Bring together all lines of the material below that contain the string "Blok".

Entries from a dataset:
# # # # # # #

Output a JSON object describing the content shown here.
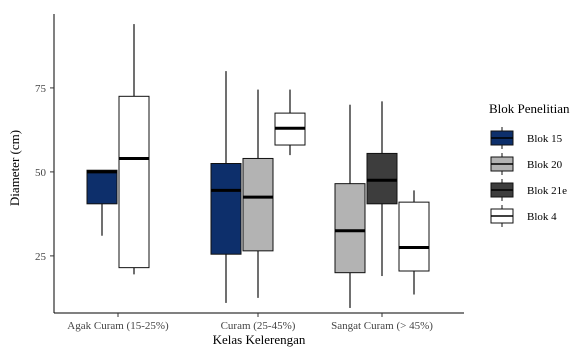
{
  "chart_data": {
    "type": "boxplot",
    "xlabel": "Kelas Kelerengan",
    "ylabel": "Diameter (cm)",
    "ylim": [
      8,
      97
    ],
    "yticks": [
      25,
      50,
      75
    ],
    "grid": false,
    "legend_position": "right",
    "legend": {
      "title": "Blok Penelitian"
    },
    "categories": [
      "Agak Curam (15-25%)",
      "Curam (25-45%)",
      "Sangat Curam (> 45%)"
    ],
    "series": [
      {
        "name": "Blok 15",
        "color": "#0d2f6b",
        "boxes": [
          {
            "category": 0,
            "min": 31,
            "q1": 40.5,
            "median": 50,
            "q3": 50.5,
            "max": 50.5
          },
          {
            "category": 1,
            "min": 11,
            "q1": 25.5,
            "median": 44.5,
            "q3": 52.5,
            "max": 80
          }
        ]
      },
      {
        "name": "Blok 20",
        "color": "#b3b3b3",
        "boxes": [
          {
            "category": 1,
            "min": 12.5,
            "q1": 26.5,
            "median": 42.5,
            "q3": 54,
            "max": 74.5
          },
          {
            "category": 2,
            "min": 9.5,
            "q1": 20,
            "median": 32.5,
            "q3": 46.5,
            "max": 70
          }
        ]
      },
      {
        "name": "Blok 21e",
        "color": "#3d3d3d",
        "boxes": [
          {
            "category": 2,
            "min": 19,
            "q1": 40.5,
            "median": 47.5,
            "q3": 55.5,
            "max": 71
          }
        ]
      },
      {
        "name": "Blok 4",
        "color": "#ffffff",
        "boxes": [
          {
            "category": 0,
            "min": 19.5,
            "q1": 21.5,
            "median": 54,
            "q3": 72.5,
            "max": 94
          },
          {
            "category": 1,
            "min": 55,
            "q1": 58,
            "median": 63,
            "q3": 67.5,
            "max": 74.5
          },
          {
            "category": 2,
            "min": 13.5,
            "q1": 20.5,
            "median": 27.5,
            "q3": 41,
            "max": 44.5
          }
        ]
      }
    ]
  }
}
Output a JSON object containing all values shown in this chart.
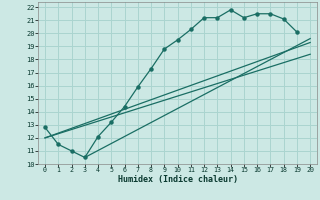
{
  "xlabel": "Humidex (Indice chaleur)",
  "bg_color": "#cce8e4",
  "grid_color": "#aad4cf",
  "line_color": "#1a6e64",
  "xlim": [
    -0.5,
    20.5
  ],
  "ylim": [
    10,
    22.4
  ],
  "xticks": [
    0,
    1,
    2,
    3,
    4,
    5,
    6,
    7,
    8,
    9,
    10,
    11,
    12,
    13,
    14,
    15,
    16,
    17,
    18,
    19,
    20
  ],
  "yticks": [
    10,
    11,
    12,
    13,
    14,
    15,
    16,
    17,
    18,
    19,
    20,
    21,
    22
  ],
  "curve_x": [
    0,
    1,
    2,
    3,
    4,
    5,
    6,
    7,
    8,
    9,
    10,
    11,
    12,
    13,
    14,
    15,
    16,
    17,
    18,
    19
  ],
  "curve_y": [
    12.8,
    11.5,
    11.0,
    10.5,
    12.1,
    13.2,
    14.4,
    15.9,
    17.3,
    18.8,
    19.5,
    20.3,
    21.2,
    21.2,
    21.8,
    21.2,
    21.5,
    21.5,
    21.1,
    20.1
  ],
  "line1_x": [
    0,
    20
  ],
  "line1_y": [
    12.0,
    19.3
  ],
  "line2_x": [
    0,
    20
  ],
  "line2_y": [
    12.0,
    18.4
  ],
  "line3_x": [
    3,
    20
  ],
  "line3_y": [
    10.5,
    19.6
  ]
}
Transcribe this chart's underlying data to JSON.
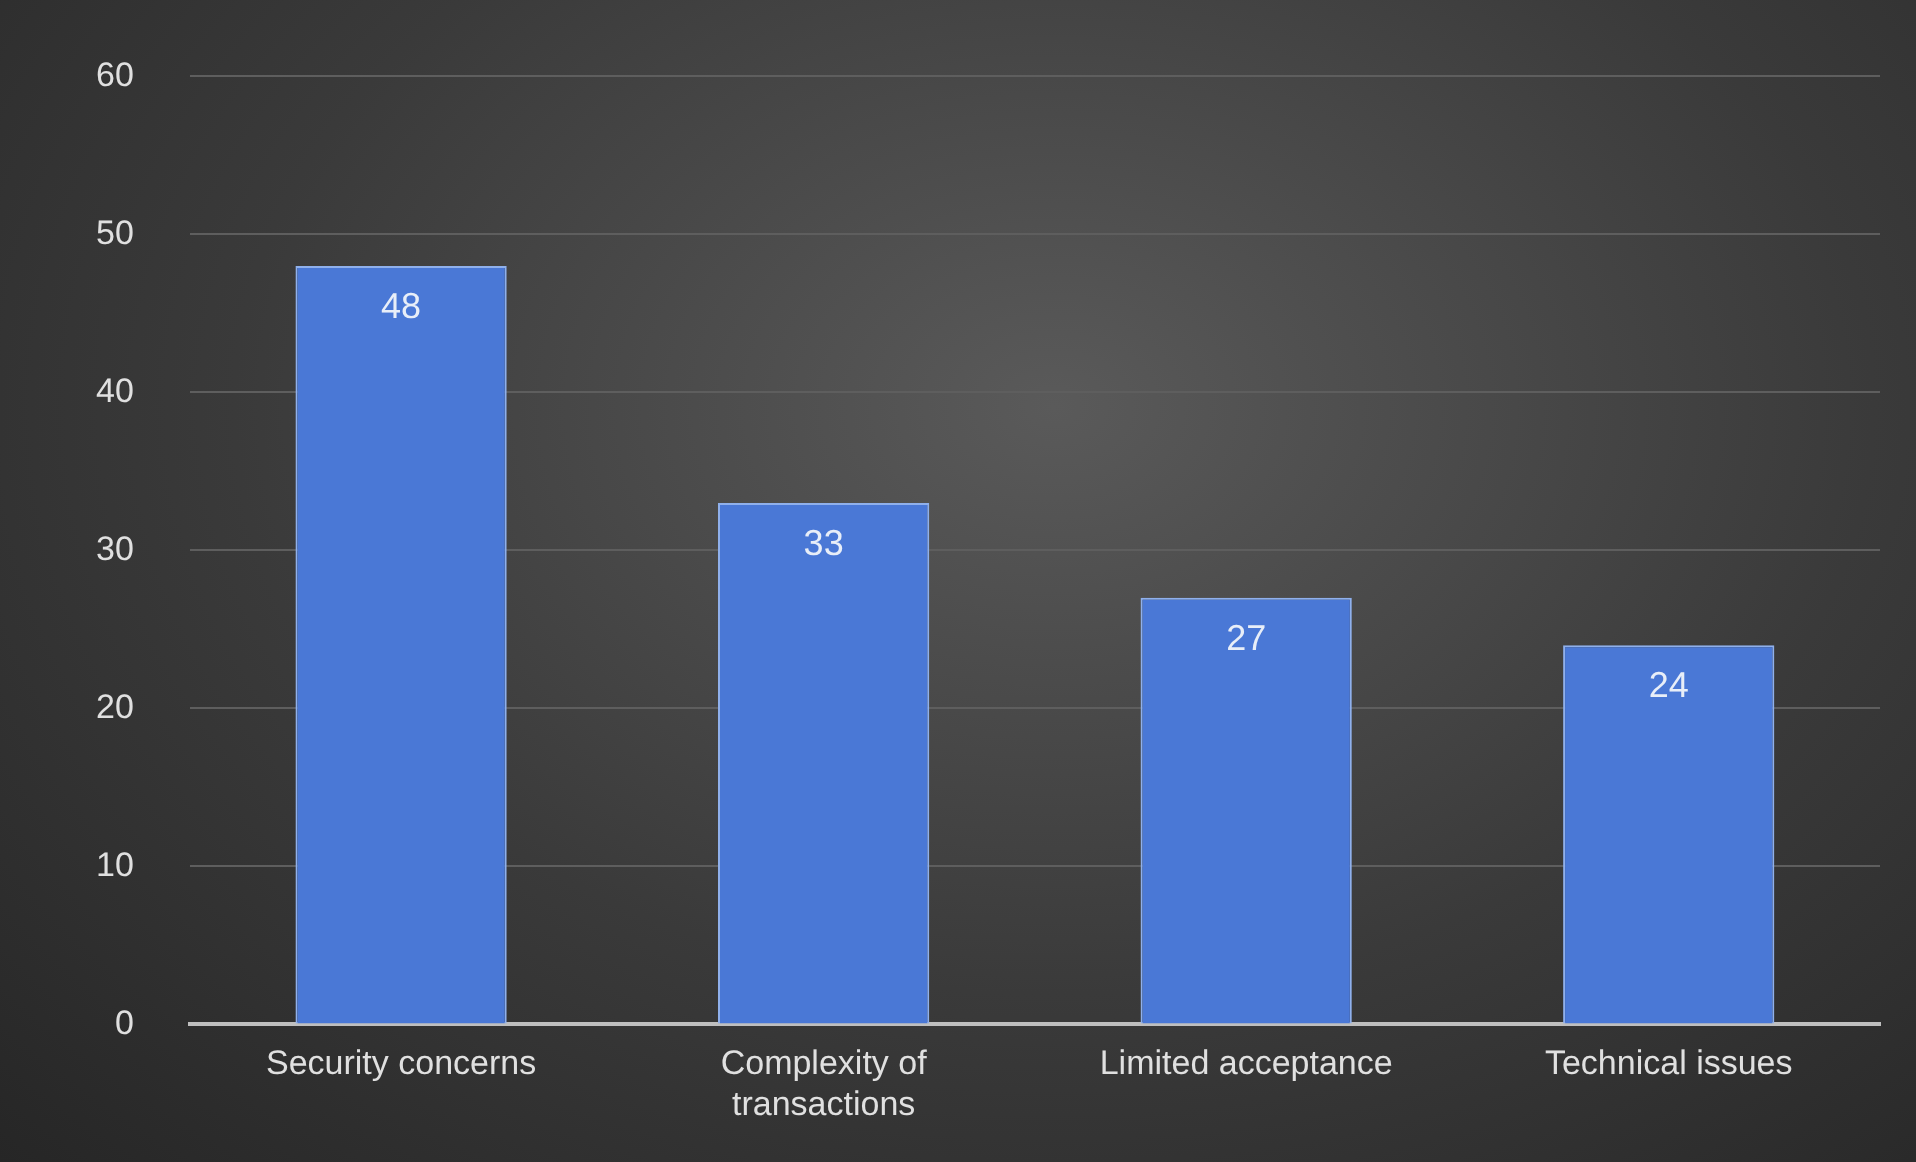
{
  "chart_data": {
    "type": "bar",
    "categories": [
      "Security concerns",
      "Complexity of transactions",
      "Limited acceptance",
      "Technical issues"
    ],
    "values": [
      48,
      33,
      27,
      24
    ],
    "color": "#4a78d6",
    "ylim": [
      0,
      60
    ],
    "yticks": [
      0,
      10,
      20,
      30,
      40,
      50,
      60
    ],
    "grid": "y",
    "data_labels": true
  }
}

# # # # # # #

_Complete response_:
      "title": "Blok Penelitian"
        "name": "Blok 15",
        "name": "Blok 20",
        "name": "Blok 21e",
        "name": "Blok 4",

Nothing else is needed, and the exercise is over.